■ Work to do:
Write each line exactly, from the line that holds "What text is on this page?" through the final line of the material, and no other line.

○ ○ ○ ○

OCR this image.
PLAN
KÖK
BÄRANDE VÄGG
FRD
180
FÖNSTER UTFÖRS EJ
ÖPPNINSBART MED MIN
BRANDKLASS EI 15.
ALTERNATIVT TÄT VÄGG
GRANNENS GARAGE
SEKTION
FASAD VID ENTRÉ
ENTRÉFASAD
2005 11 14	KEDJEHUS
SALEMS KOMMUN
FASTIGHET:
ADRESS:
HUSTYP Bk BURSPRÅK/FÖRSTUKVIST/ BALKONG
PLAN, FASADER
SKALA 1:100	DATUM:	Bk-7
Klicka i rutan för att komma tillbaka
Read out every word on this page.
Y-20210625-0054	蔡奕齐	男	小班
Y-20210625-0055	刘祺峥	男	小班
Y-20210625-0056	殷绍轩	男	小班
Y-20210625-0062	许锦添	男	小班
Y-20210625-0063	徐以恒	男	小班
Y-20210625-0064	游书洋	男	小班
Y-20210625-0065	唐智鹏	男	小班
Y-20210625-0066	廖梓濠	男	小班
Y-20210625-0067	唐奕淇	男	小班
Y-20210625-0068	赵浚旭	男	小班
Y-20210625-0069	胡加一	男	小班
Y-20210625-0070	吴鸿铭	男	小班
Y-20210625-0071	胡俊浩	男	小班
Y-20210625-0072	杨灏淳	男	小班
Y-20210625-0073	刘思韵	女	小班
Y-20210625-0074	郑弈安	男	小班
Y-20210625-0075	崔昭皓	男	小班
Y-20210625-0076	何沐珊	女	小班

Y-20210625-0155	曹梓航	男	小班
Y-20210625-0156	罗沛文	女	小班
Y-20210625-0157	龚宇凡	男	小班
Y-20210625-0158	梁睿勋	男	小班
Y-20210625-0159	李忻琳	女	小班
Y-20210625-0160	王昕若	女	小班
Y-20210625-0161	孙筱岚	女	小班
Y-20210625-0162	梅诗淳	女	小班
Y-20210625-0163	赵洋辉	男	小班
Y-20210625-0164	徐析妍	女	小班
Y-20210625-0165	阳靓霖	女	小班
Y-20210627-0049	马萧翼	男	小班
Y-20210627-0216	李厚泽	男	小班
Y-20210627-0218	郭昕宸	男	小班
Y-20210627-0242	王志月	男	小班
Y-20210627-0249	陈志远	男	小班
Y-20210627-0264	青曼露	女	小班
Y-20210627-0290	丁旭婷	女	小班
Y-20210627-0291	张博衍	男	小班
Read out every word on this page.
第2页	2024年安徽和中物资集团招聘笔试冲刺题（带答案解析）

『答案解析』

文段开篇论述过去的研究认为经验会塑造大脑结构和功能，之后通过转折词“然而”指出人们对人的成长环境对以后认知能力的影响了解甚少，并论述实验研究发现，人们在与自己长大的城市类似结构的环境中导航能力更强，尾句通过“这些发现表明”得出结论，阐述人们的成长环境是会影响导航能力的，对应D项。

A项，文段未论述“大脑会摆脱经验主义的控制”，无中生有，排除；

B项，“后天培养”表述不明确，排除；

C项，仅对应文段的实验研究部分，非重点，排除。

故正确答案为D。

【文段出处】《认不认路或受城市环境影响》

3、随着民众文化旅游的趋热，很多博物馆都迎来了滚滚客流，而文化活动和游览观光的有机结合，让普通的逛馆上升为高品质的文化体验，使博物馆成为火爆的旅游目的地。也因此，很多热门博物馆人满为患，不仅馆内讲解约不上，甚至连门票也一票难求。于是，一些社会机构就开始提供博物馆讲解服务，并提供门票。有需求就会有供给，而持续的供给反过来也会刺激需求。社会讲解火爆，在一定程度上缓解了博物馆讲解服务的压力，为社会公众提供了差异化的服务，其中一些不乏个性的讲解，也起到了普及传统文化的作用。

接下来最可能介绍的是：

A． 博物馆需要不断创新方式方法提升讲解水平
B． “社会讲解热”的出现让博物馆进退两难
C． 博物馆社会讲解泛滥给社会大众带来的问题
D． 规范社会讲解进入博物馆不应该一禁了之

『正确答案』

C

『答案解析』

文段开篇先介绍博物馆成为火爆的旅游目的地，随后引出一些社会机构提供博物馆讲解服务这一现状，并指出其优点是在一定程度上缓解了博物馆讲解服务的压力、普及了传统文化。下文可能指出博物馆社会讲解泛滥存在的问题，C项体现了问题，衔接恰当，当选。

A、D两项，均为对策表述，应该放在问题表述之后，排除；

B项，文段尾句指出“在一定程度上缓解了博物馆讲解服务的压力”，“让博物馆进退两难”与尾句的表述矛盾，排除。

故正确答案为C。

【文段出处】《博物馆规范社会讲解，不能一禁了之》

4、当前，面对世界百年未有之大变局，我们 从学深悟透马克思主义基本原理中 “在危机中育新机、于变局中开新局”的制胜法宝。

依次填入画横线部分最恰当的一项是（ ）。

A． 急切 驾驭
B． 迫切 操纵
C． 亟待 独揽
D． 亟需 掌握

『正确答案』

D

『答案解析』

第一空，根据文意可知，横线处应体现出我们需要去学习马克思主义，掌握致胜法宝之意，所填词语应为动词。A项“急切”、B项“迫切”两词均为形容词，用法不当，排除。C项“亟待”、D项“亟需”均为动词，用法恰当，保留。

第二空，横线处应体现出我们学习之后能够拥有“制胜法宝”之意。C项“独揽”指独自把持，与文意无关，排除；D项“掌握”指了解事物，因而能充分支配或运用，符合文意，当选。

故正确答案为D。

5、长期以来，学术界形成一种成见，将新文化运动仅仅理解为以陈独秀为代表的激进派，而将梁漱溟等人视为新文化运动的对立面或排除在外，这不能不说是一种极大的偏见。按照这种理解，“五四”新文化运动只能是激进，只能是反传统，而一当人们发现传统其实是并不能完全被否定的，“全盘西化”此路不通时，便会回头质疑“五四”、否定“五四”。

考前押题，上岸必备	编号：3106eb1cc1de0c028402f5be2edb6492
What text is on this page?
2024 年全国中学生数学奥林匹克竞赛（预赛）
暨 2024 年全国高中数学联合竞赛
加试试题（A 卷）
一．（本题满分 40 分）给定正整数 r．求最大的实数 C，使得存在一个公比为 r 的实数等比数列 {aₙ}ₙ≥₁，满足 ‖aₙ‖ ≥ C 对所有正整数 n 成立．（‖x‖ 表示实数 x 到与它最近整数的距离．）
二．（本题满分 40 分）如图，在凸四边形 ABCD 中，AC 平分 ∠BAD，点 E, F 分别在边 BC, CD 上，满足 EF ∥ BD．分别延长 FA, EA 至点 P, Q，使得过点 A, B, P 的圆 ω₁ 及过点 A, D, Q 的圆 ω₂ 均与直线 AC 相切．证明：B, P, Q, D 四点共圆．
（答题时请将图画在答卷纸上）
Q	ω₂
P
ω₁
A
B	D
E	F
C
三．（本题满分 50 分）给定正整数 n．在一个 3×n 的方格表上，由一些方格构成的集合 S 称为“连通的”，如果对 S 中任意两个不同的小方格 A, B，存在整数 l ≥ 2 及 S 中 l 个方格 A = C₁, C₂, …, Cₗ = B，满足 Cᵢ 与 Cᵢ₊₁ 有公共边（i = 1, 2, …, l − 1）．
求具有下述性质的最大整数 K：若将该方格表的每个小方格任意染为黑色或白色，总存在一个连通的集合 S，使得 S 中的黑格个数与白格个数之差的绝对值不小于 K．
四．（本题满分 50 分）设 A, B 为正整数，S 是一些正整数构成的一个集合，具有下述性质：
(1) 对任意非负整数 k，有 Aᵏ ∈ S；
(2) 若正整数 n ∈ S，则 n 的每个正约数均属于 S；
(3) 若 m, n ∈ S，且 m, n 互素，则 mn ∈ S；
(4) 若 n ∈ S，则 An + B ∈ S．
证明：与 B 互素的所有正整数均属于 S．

○ ○ ○ ○

■ Exercise output:
What text is on this page?
2024 年全国中学生数学奥林匹克竞赛（预赛）
暨 2024 年全国高中数学联合竞赛
加试试题（A 卷）
一．（本题满分 40 分）给定正整数 r．求最大的实数 C，使得存在一个公比为 r 的实数等比数列 {aₙ}ₙ≥₁，满足 ‖aₙ‖ ≥ C 对所有正整数 n 成立．（‖x‖ 表示实数 x 到与它最近整数的距离．）
二．（本题满分 40 分）如图，在凸四边形 ABCD 中，AC 平分 ∠BAD，点 E, F 分别在边 BC, CD 上，满足 EF ∥ BD．分别延长 FA, EA 至点 P, Q，使得过点 A, B, P 的圆 ω₁ 及过点 A, D, Q 的圆 ω₂ 均与直线 AC 相切．证明：B, P, Q, D 四点共圆．
（答题时请将图画在答卷纸上）
Q	ω₂
P
ω₁
A
B	D
E	F
C
三．（本题满分 50 分）给定正整数 n．在一个 3×n 的方格表上，由一些方格构成的集合 S 称为“连通的”，如果对 S 中任意两个不同的小方格 A, B，存在整数 l ≥ 2 及 S 中 l 个方格 A = C₁, C₂, …, Cₗ = B，满足 Cᵢ 与 Cᵢ₊₁ 有公共边（i = 1, 2, …, l − 1）．
求具有下述性质的最大整数 K：若将该方格表的每个小方格任意染为黑色或白色，总存在一个连通的集合 S，使得 S 中的黑格个数与白格个数之差的绝对值不小于 K．
四．（本题满分 50 分）设 A, B 为正整数，S 是一些正整数构成的一个集合，具有下述性质：
(1) 对任意非负整数 k，有 Aᵏ ∈ S；
(2) 若正整数 n ∈ S，则 n 的每个正约数均属于 S；
(3) 若 m, n ∈ S，且 m, n 互素，则 mn ∈ S；
(4) 若 n ∈ S，则 An + B ∈ S．
证明：与 B 互素的所有正整数均属于 S．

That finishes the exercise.